start Recorded data

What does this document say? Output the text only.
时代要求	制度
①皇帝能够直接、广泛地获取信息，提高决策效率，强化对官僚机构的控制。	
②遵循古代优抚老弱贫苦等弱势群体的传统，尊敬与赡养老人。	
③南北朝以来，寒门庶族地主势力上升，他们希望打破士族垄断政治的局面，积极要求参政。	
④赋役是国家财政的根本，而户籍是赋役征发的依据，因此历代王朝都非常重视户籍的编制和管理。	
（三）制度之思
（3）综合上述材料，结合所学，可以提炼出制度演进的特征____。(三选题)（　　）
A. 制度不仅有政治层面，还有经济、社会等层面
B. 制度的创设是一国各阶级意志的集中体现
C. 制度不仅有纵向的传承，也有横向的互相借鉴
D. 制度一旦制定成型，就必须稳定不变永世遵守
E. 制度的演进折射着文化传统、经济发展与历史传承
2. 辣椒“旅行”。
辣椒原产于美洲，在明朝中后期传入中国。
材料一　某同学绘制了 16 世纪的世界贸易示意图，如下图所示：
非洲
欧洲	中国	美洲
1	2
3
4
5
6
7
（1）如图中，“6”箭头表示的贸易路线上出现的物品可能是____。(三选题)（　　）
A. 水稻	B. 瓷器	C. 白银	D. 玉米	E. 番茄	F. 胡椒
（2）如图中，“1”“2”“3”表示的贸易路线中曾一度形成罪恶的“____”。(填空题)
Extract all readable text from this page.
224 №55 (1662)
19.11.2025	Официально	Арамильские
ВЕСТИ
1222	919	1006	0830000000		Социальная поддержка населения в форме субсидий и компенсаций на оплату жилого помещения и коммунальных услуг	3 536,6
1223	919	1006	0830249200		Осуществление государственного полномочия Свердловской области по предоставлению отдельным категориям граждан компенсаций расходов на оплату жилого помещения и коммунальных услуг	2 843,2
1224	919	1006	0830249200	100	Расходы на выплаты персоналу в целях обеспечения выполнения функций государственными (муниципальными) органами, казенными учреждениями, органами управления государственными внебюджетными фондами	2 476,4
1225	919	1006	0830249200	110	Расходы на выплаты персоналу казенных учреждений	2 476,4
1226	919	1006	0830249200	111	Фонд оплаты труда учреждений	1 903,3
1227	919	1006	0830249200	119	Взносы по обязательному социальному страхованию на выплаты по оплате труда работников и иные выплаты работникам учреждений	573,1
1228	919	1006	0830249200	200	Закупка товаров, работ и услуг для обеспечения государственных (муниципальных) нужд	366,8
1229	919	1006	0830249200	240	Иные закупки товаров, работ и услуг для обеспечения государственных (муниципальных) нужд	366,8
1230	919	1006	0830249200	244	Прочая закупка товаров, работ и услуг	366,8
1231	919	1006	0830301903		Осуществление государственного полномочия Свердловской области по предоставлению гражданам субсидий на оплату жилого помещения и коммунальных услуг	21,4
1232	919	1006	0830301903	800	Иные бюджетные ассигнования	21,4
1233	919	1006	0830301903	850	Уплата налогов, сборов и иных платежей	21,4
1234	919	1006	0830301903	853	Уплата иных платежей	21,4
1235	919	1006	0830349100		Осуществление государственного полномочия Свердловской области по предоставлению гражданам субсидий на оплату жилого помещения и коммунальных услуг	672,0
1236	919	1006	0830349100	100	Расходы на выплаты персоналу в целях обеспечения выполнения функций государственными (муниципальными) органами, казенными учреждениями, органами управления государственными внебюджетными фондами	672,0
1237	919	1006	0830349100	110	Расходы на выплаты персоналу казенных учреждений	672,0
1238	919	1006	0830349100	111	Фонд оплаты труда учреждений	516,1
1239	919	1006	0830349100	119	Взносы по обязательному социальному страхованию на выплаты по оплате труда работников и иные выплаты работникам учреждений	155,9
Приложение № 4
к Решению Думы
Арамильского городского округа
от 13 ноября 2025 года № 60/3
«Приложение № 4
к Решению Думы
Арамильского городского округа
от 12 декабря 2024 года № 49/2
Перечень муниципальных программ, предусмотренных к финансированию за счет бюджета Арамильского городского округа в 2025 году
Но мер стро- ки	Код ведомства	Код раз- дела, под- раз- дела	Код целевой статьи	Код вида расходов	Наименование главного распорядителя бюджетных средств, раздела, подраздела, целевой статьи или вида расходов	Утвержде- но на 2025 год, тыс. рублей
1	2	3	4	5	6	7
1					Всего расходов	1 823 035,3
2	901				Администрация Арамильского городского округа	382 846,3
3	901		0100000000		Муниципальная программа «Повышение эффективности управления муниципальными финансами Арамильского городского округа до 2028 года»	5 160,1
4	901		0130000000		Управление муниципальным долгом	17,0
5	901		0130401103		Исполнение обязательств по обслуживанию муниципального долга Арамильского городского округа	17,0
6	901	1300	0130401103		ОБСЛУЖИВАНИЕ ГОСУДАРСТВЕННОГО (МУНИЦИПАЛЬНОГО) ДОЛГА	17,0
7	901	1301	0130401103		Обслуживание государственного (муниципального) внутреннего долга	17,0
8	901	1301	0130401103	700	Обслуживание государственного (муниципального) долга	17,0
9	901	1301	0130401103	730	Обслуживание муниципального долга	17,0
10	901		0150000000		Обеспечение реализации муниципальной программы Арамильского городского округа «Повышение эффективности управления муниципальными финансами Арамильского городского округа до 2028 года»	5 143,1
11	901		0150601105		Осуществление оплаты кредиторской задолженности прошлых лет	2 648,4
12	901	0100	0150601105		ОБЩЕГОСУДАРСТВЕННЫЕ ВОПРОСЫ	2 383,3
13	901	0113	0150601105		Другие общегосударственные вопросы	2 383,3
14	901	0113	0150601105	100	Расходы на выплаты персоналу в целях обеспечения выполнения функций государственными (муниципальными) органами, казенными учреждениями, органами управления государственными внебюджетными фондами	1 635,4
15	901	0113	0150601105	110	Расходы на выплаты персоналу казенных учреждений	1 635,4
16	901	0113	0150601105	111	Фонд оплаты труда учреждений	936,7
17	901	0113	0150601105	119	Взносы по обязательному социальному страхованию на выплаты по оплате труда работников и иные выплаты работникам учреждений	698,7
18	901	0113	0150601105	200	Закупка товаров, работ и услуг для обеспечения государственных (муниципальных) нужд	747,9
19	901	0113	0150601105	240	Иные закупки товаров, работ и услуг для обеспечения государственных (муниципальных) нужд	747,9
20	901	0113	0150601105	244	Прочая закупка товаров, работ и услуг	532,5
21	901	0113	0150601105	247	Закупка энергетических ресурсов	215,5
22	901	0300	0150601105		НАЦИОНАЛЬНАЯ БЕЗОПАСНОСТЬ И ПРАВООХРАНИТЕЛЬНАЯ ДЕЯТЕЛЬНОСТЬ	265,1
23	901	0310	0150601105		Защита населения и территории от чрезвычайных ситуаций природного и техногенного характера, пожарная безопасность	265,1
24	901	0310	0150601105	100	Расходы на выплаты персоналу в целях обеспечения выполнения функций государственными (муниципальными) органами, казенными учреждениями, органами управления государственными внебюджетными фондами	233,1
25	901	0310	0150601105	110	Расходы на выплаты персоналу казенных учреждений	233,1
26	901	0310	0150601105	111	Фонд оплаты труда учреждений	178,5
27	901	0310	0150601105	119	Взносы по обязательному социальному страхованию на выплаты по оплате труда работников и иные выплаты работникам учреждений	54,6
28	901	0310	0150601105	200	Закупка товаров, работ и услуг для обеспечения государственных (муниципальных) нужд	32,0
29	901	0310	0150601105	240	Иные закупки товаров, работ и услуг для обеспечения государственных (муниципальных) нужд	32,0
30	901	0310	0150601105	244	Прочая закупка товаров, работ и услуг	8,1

end Recorded data

Short problem
Each line must be given again exactly as written above.

Answer to this problem
What does this document say? Output the text only.
时代要求	制度
①皇帝能够直接、广泛地获取信息，提高决策效率，强化对官僚机构的控制。	
②遵循古代优抚老弱贫苦等弱势群体的传统，尊敬与赡养老人。	
③南北朝以来，寒门庶族地主势力上升，他们希望打破士族垄断政治的局面，积极要求参政。	
④赋役是国家财政的根本，而户籍是赋役征发的依据，因此历代王朝都非常重视户籍的编制和管理。	
（三）制度之思
（3）综合上述材料，结合所学，可以提炼出制度演进的特征____。(三选题)（　　）
A. 制度不仅有政治层面，还有经济、社会等层面
B. 制度的创设是一国各阶级意志的集中体现
C. 制度不仅有纵向的传承，也有横向的互相借鉴
D. 制度一旦制定成型，就必须稳定不变永世遵守
E. 制度的演进折射着文化传统、经济发展与历史传承
2. 辣椒“旅行”。
辣椒原产于美洲，在明朝中后期传入中国。
材料一　某同学绘制了 16 世纪的世界贸易示意图，如下图所示：
非洲
欧洲	中国	美洲
1	2
3
4
5
6
7
（1）如图中，“6”箭头表示的贸易路线上出现的物品可能是____。(三选题)（　　）
A. 水稻	B. 瓷器	C. 白银	D. 玉米	E. 番茄	F. 胡椒
（2）如图中，“1”“2”“3”表示的贸易路线中曾一度形成罪恶的“____”。(填空题)
Extract all readable text from this page.
224 №55 (1662)
19.11.2025	Официально	Арамильские
ВЕСТИ
1222	919	1006	0830000000		Социальная поддержка населения в форме субсидий и компенсаций на оплату жилого помещения и коммунальных услуг	3 536,6
1223	919	1006	0830249200		Осуществление государственного полномочия Свердловской области по предоставлению отдельным категориям граждан компенсаций расходов на оплату жилого помещения и коммунальных услуг	2 843,2
1224	919	1006	0830249200	100	Расходы на выплаты персоналу в целях обеспечения выполнения функций государственными (муниципальными) органами, казенными учреждениями, органами управления государственными внебюджетными фондами	2 476,4
1225	919	1006	0830249200	110	Расходы на выплаты персоналу казенных учреждений	2 476,4
1226	919	1006	0830249200	111	Фонд оплаты труда учреждений	1 903,3
1227	919	1006	0830249200	119	Взносы по обязательному социальному страхованию на выплаты по оплате труда работников и иные выплаты работникам учреждений	573,1
1228	919	1006	0830249200	200	Закупка товаров, работ и услуг для обеспечения государственных (муниципальных) нужд	366,8
1229	919	1006	0830249200	240	Иные закупки товаров, работ и услуг для обеспечения государственных (муниципальных) нужд	366,8
1230	919	1006	0830249200	244	Прочая закупка товаров, работ и услуг	366,8
1231	919	1006	0830301903		Осуществление государственного полномочия Свердловской области по предоставлению гражданам субсидий на оплату жилого помещения и коммунальных услуг	21,4
1232	919	1006	0830301903	800	Иные бюджетные ассигнования	21,4
1233	919	1006	0830301903	850	Уплата налогов, сборов и иных платежей	21,4
1234	919	1006	0830301903	853	Уплата иных платежей	21,4
1235	919	1006	0830349100		Осуществление государственного полномочия Свердловской области по предоставлению гражданам субсидий на оплату жилого помещения и коммунальных услуг	672,0
1236	919	1006	0830349100	100	Расходы на выплаты персоналу в целях обеспечения выполнения функций государственными (муниципальными) органами, казенными учреждениями, органами управления государственными внебюджетными фондами	672,0
1237	919	1006	0830349100	110	Расходы на выплаты персоналу казенных учреждений	672,0
1238	919	1006	0830349100	111	Фонд оплаты труда учреждений	516,1
1239	919	1006	0830349100	119	Взносы по обязательному социальному страхованию на выплаты по оплате труда работников и иные выплаты работникам учреждений	155,9
Приложение № 4
к Решению Думы
Арамильского городского округа
от 13 ноября 2025 года № 60/3
«Приложение № 4
к Решению Думы
Арамильского городского округа
от 12 декабря 2024 года № 49/2
Перечень муниципальных программ, предусмотренных к финансированию за счет бюджета Арамильского городского округа в 2025 году
Но мер стро- ки	Код ведомства	Код раз- дела, под- раз- дела	Код целевой статьи	Код вида расходов	Наименование главного распорядителя бюджетных средств, раздела, подраздела, целевой статьи или вида расходов	Утвержде- но на 2025 год, тыс. рублей
1	2	3	4	5	6	7
1					Всего расходов	1 823 035,3
2	901				Администрация Арамильского городского округа	382 846,3
3	901		0100000000		Муниципальная программа «Повышение эффективности управления муниципальными финансами Арамильского городского округа до 2028 года»	5 160,1
4	901		0130000000		Управление муниципальным долгом	17,0
5	901		0130401103		Исполнение обязательств по обслуживанию муниципального долга Арамильского городского округа	17,0
6	901	1300	0130401103		ОБСЛУЖИВАНИЕ ГОСУДАРСТВЕННОГО (МУНИЦИПАЛЬНОГО) ДОЛГА	17,0
7	901	1301	0130401103		Обслуживание государственного (муниципального) внутреннего долга	17,0
8	901	1301	0130401103	700	Обслуживание государственного (муниципального) долга	17,0
9	901	1301	0130401103	730	Обслуживание муниципального долга	17,0
10	901		0150000000		Обеспечение реализации муниципальной программы Арамильского городского округа «Повышение эффективности управления муниципальными финансами Арамильского городского округа до 2028 года»	5 143,1
11	901		0150601105		Осуществление оплаты кредиторской задолженности прошлых лет	2 648,4
12	901	0100	0150601105		ОБЩЕГОСУДАРСТВЕННЫЕ ВОПРОСЫ	2 383,3
13	901	0113	0150601105		Другие общегосударственные вопросы	2 383,3
14	901	0113	0150601105	100	Расходы на выплаты персоналу в целях обеспечения выполнения функций государственными (муниципальными) органами, казенными учреждениями, органами управления государственными внебюджетными фондами	1 635,4
15	901	0113	0150601105	110	Расходы на выплаты персоналу казенных учреждений	1 635,4
16	901	0113	0150601105	111	Фонд оплаты труда учреждений	936,7
17	901	0113	0150601105	119	Взносы по обязательному социальному страхованию на выплаты по оплате труда работников и иные выплаты работникам учреждений	698,7
18	901	0113	0150601105	200	Закупка товаров, работ и услуг для обеспечения государственных (муниципальных) нужд	747,9
19	901	0113	0150601105	240	Иные закупки товаров, работ и услуг для обеспечения государственных (муниципальных) нужд	747,9
20	901	0113	0150601105	244	Прочая закупка товаров, работ и услуг	532,5
21	901	0113	0150601105	247	Закупка энергетических ресурсов	215,5
22	901	0300	0150601105		НАЦИОНАЛЬНАЯ БЕЗОПАСНОСТЬ И ПРАВООХРАНИТЕЛЬНАЯ ДЕЯТЕЛЬНОСТЬ	265,1
23	901	0310	0150601105		Защита населения и территории от чрезвычайных ситуаций природного и техногенного характера, пожарная безопасность	265,1
24	901	0310	0150601105	100	Расходы на выплаты персоналу в целях обеспечения выполнения функций государственными (муниципальными) органами, казенными учреждениями, органами управления государственными внебюджетными фондами	233,1
25	901	0310	0150601105	110	Расходы на выплаты персоналу казенных учреждений	233,1
26	901	0310	0150601105	111	Фонд оплаты труда учреждений	178,5
27	901	0310	0150601105	119	Взносы по обязательному социальному страхованию на выплаты по оплате труда работников и иные выплаты работникам учреждений	54,6
28	901	0310	0150601105	200	Закупка товаров, работ и услуг для обеспечения государственных (муниципальных) нужд	32,0
29	901	0310	0150601105	240	Иные закупки товаров, работ и услуг для обеспечения государственных (муниципальных) нужд	32,0
30	901	0310	0150601105	244	Прочая закупка товаров, работ и услуг	8,1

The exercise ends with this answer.